>>>>>
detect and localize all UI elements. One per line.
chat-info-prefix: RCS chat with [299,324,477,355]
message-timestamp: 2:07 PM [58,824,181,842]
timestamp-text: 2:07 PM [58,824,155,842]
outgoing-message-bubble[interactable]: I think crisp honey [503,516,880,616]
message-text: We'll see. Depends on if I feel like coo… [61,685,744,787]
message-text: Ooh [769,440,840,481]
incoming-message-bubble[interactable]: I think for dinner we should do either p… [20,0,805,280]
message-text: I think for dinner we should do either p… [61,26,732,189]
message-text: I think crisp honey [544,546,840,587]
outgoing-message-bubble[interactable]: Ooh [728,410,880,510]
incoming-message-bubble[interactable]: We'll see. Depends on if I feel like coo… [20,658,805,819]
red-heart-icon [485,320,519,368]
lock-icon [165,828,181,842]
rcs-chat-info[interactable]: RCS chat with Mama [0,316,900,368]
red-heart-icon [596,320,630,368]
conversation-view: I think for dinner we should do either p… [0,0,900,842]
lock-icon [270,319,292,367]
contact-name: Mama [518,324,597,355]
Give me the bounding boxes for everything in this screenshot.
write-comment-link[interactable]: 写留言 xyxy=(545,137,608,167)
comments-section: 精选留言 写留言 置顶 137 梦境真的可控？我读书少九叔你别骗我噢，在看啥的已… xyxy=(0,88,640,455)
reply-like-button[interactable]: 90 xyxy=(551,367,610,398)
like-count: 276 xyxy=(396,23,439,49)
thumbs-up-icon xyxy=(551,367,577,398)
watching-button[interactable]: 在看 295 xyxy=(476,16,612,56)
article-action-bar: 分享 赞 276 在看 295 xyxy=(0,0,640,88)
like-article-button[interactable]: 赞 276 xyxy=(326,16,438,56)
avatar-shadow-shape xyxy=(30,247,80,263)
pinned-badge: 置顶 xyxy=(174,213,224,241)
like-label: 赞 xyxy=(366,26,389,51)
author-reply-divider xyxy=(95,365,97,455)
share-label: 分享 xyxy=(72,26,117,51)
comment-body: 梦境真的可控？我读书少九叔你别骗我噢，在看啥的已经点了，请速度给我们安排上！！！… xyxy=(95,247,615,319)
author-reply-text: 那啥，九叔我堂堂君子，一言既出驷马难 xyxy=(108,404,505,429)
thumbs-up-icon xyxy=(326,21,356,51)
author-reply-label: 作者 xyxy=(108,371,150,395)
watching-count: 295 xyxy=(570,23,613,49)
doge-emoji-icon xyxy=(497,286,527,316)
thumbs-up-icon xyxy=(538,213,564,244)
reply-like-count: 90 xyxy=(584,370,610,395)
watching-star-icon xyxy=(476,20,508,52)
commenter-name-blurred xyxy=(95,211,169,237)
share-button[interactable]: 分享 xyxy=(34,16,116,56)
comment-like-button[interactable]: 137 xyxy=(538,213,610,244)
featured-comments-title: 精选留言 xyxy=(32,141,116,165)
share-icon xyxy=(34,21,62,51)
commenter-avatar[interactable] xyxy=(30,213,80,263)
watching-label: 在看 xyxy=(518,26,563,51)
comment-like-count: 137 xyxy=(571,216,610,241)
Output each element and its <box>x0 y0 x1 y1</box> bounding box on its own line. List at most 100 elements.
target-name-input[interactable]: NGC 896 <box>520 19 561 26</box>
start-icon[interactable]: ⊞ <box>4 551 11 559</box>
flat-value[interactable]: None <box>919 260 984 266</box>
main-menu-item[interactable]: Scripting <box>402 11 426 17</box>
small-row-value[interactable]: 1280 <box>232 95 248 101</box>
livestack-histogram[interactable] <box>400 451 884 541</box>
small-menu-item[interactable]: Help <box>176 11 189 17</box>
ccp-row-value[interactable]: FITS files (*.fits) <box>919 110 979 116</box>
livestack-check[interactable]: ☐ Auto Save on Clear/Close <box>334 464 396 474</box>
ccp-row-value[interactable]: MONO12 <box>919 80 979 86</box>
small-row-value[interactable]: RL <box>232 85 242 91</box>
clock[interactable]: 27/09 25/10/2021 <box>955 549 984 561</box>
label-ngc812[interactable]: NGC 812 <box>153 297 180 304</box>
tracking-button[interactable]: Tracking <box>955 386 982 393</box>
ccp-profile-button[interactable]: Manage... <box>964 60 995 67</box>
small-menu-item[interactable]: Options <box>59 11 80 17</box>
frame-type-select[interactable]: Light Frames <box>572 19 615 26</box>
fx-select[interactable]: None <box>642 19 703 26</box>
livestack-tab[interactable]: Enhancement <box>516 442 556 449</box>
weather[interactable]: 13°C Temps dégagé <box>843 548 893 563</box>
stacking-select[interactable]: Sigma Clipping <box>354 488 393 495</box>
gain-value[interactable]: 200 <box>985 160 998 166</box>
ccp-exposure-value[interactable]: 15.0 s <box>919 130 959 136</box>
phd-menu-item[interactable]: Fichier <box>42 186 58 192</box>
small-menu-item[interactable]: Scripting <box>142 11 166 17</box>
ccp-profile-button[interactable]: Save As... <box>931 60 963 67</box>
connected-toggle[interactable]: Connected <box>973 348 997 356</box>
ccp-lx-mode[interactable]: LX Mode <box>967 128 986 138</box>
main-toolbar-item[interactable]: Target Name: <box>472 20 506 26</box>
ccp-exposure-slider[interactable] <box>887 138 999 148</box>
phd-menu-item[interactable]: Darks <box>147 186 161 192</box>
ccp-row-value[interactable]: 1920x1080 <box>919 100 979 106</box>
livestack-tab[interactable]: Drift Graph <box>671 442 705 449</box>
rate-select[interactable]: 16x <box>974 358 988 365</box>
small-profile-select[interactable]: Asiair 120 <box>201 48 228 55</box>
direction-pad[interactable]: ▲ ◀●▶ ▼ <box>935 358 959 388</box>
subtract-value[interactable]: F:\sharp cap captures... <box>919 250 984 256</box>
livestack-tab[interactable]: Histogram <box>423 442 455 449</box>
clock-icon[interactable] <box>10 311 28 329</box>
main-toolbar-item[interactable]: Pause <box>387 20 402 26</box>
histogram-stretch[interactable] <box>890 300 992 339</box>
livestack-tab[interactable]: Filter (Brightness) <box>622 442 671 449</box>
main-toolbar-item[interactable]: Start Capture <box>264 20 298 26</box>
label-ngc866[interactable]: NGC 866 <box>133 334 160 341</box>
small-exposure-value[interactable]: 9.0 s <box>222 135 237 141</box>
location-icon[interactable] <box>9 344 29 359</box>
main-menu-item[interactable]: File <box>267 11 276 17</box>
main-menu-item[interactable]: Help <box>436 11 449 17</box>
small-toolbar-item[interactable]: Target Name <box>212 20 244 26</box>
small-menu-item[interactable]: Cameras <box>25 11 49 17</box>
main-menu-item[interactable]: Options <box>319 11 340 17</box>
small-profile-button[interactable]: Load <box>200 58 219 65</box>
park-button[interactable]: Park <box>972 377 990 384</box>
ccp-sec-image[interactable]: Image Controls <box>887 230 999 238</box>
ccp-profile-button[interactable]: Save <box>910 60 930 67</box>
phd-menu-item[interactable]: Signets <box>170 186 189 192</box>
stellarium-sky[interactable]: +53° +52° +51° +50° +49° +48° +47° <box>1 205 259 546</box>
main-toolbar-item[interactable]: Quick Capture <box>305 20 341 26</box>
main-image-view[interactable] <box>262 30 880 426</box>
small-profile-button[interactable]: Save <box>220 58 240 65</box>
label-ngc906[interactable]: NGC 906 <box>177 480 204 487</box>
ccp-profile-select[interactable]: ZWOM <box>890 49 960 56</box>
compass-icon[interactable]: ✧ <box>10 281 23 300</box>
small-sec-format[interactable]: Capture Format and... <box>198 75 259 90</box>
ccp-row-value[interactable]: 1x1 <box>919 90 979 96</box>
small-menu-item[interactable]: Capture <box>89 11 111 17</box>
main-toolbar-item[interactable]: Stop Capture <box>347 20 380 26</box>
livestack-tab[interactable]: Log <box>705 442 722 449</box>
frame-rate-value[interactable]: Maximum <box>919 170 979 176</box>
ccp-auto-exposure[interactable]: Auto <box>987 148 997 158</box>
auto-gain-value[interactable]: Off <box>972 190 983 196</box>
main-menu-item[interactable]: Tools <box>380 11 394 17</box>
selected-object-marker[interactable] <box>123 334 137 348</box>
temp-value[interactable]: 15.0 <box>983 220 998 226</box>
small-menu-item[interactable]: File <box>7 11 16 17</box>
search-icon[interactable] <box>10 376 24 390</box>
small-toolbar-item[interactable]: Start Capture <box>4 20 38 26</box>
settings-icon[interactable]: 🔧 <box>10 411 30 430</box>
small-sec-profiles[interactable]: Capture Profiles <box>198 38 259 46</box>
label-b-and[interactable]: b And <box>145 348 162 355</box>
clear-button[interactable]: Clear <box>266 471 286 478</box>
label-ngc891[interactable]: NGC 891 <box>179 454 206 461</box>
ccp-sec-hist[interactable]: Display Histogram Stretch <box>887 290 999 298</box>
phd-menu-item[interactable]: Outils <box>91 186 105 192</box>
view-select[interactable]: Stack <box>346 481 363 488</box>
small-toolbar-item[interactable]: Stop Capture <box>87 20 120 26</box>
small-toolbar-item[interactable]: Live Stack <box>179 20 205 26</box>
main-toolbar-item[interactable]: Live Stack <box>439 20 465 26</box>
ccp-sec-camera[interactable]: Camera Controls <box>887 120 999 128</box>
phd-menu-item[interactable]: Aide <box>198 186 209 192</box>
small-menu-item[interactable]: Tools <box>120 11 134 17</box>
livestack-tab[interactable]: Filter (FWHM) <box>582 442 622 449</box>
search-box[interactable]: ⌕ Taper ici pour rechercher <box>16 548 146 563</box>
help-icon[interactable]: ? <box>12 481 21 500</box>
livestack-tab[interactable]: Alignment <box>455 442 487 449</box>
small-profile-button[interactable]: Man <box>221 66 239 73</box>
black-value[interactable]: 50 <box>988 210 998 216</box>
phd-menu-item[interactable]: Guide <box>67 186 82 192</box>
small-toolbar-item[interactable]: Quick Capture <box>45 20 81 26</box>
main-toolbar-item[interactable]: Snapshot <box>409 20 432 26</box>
<<<<<
**REQUEST:** Repeat the listing from its first line through the line with "incoming-message-bubble[interactable]: I think", swapping "bubble" for "balloon" and leaving everything else unchanged.

**FULL SOLUTION:**
detect and localize all UI elements. One per line.
chat-info-prefix: RCS chat with [299,324,477,355]
message-timestamp: 2:07 PM [58,824,181,842]
timestamp-text: 2:07 PM [58,824,155,842]
outgoing-message-balloon[interactable]: I think crisp honey [503,516,880,616]
message-text: We'll see. Depends on if I feel like coo… [61,685,744,787]
message-text: Ooh [769,440,840,481]
incoming-message-balloon[interactable]: I think for dinner we should do either p… [20,0,805,280]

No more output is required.